- **Prompt**
Retype the material below. Keep every word exactly as it is.

- **Exercise material**
============

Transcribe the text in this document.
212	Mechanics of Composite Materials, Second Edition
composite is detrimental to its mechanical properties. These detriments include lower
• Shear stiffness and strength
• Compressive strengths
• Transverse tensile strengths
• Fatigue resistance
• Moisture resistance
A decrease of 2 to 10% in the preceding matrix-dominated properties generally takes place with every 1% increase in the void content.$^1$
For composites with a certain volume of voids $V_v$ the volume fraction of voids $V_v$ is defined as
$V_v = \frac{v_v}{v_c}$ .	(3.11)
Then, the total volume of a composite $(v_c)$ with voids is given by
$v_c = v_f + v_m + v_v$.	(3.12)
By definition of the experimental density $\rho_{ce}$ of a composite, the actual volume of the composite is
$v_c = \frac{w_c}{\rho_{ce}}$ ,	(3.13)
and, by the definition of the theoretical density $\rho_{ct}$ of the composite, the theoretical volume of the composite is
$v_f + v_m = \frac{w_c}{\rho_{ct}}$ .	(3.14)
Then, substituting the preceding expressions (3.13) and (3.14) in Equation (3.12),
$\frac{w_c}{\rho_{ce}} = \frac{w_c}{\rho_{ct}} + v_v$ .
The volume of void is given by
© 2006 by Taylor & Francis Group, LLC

============

- **Task answer**
Transcribe the text in this document.
212	Mechanics of Composite Materials, Second Edition
composite is detrimental to its mechanical properties. These detriments include lower
• Shear stiffness and strength
• Compressive strengths
• Transverse tensile strengths
• Fatigue resistance
• Moisture resistance
A decrease of 2 to 10% in the preceding matrix-dominated properties generally takes place with every 1% increase in the void content.$^1$
For composites with a certain volume of voids $V_v$ the volume fraction of voids $V_v$ is defined as
$V_v = \frac{v_v}{v_c}$ .	(3.11)
Then, the total volume of a composite $(v_c)$ with voids is given by
$v_c = v_f + v_m + v_v$.	(3.12)
By definition of the experimental density $\rho_{ce}$ of a composite, the actual volume of the composite is
$v_c = \frac{w_c}{\rho_{ce}}$ ,	(3.13)
and, by the definition of the theoretical density $\rho_{ct}$ of the composite, the theoretical volume of the composite is
$v_f + v_m = \frac{w_c}{\rho_{ct}}$ .	(3.14)
Then, substituting the preceding expressions (3.13) and (3.14) in Equation (3.12),
$\frac{w_c}{\rho_{ce}} = \frac{w_c}{\rho_{ct}} + v_v$ .
The volume of void is given by
© 2006 by Taylor & Francis Group, LLC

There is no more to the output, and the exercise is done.